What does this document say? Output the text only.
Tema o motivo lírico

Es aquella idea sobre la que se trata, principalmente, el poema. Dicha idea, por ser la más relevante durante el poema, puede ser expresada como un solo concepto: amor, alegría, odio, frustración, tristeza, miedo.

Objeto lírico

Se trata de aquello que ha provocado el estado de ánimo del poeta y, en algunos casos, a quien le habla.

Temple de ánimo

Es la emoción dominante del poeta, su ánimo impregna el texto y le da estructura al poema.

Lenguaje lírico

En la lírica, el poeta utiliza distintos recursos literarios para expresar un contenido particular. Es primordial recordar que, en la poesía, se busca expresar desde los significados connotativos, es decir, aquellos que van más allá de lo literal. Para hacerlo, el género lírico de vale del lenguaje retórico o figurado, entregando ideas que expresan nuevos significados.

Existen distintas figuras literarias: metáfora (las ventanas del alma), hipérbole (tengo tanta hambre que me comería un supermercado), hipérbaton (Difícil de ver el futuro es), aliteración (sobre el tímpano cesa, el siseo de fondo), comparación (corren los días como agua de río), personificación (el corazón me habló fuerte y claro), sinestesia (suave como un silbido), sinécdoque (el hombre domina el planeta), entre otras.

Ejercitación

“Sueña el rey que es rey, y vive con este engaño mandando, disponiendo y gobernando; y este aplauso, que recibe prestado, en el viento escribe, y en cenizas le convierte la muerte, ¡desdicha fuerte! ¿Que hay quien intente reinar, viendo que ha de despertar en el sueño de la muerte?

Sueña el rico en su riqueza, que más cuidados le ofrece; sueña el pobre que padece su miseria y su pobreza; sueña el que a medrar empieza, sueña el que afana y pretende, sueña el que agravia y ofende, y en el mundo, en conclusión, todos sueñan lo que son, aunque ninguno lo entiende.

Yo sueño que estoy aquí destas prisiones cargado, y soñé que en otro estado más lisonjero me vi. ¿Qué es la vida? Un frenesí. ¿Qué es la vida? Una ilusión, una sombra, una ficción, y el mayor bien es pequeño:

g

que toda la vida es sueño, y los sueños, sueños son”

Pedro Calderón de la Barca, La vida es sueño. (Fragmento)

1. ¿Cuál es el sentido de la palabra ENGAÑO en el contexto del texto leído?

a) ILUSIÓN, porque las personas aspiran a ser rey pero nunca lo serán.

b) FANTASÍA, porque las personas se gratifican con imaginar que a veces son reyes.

━━━━━━━━━━━━━━━━━━━━━━━━━━━━━━

EXERCISE INSTRUCTIONS - Give all the entries again exactly; leave none out.

RESPONSE TO THIS TASK -
What does this document say? Output the text only.
Tema o motivo lírico

Es aquella idea sobre la que se trata, principalmente, el poema. Dicha idea, por ser la más relevante durante el poema, puede ser expresada como un solo concepto: amor, alegría, odio, frustración, tristeza, miedo.

Objeto lírico

Se trata de aquello que ha provocado el estado de ánimo del poeta y, en algunos casos, a quien le habla.

Temple de ánimo

Es la emoción dominante del poeta, su ánimo impregna el texto y le da estructura al poema.

Lenguaje lírico

En la lírica, el poeta utiliza distintos recursos literarios para expresar un contenido particular. Es primordial recordar que, en la poesía, se busca expresar desde los significados connotativos, es decir, aquellos que van más allá de lo literal. Para hacerlo, el género lírico de vale del lenguaje retórico o figurado, entregando ideas que expresan nuevos significados.

Existen distintas figuras literarias: metáfora (las ventanas del alma), hipérbole (tengo tanta hambre que me comería un supermercado), hipérbaton (Difícil de ver el futuro es), aliteración (sobre el tímpano cesa, el siseo de fondo), comparación (corren los días como agua de río), personificación (el corazón me habló fuerte y claro), sinestesia (suave como un silbido), sinécdoque (el hombre domina el planeta), entre otras.

Ejercitación

“Sueña el rey que es rey, y vive con este engaño mandando, disponiendo y gobernando; y este aplauso, que recibe prestado, en el viento escribe, y en cenizas le convierte la muerte, ¡desdicha fuerte! ¿Que hay quien intente reinar, viendo que ha de despertar en el sueño de la muerte?

Sueña el rico en su riqueza, que más cuidados le ofrece; sueña el pobre que padece su miseria y su pobreza; sueña el que a medrar empieza, sueña el que afana y pretende, sueña el que agravia y ofende, y en el mundo, en conclusión, todos sueñan lo que son, aunque ninguno lo entiende.

Yo sueño que estoy aquí destas prisiones cargado, y soñé que en otro estado más lisonjero me vi. ¿Qué es la vida? Un frenesí. ¿Qué es la vida? Una ilusión, una sombra, una ficción, y el mayor bien es pequeño:

g

que toda la vida es sueño, y los sueños, sueños son”

Pedro Calderón de la Barca, La vida es sueño. (Fragmento)

1. ¿Cuál es el sentido de la palabra ENGAÑO en el contexto del texto leído?

a) ILUSIÓN, porque las personas aspiran a ser rey pero nunca lo serán.

b) FANTASÍA, porque las personas se gratifican con imaginar que a veces son reyes.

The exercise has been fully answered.